** START OF PROVIDED DATA **

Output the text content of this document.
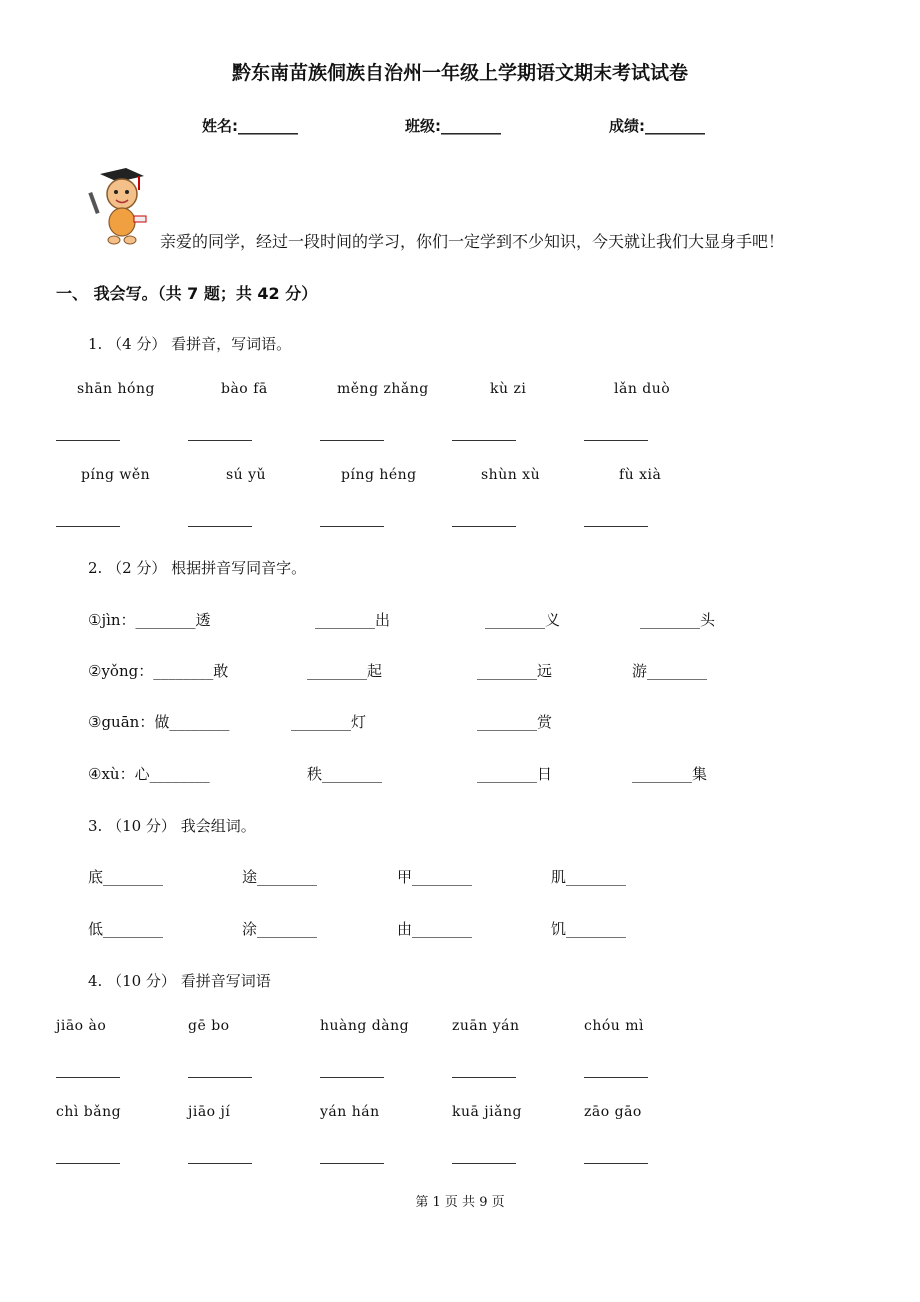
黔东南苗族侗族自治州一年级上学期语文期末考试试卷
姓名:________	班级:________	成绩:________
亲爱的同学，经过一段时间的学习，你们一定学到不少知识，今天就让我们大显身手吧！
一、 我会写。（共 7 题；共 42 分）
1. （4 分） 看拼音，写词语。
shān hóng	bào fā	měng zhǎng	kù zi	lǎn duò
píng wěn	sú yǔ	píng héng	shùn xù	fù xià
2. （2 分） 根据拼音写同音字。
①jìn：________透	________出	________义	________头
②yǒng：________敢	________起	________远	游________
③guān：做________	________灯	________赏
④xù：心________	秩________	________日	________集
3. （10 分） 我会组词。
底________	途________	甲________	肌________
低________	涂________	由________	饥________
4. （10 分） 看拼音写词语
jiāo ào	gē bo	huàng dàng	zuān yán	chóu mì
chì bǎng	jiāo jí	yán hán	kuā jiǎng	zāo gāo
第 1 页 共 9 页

** END OF PROVIDED DATA **

◆ JOB
Output an exact copy of the material, with the pictures removed.

◆ IN RESPONSE
Output the text content of this document.
黔东南苗族侗族自治州一年级上学期语文期末考试试卷
姓名:________	班级:________	成绩:________
亲爱的同学，经过一段时间的学习，你们一定学到不少知识，今天就让我们大显身手吧！
一、 我会写。（共 7 题；共 42 分）
1. （4 分） 看拼音，写词语。
shān hóng	bào fā	měng zhǎng	kù zi	lǎn duò
píng wěn	sú yǔ	píng héng	shùn xù	fù xià
2. （2 分） 根据拼音写同音字。
①jìn：________透	________出	________义	________头
②yǒng：________敢	________起	________远	游________
③guān：做________	________灯	________赏
④xù：心________	秩________	________日	________集
3. （10 分） 我会组词。
底________	途________	甲________	肌________
低________	涂________	由________	饥________
4. （10 分） 看拼音写词语
jiāo ào	gē bo	huàng dàng	zuān yán	chóu mì
chì bǎng	jiāo jí	yán hán	kuā jiǎng	zāo gāo
第 1 页 共 9 页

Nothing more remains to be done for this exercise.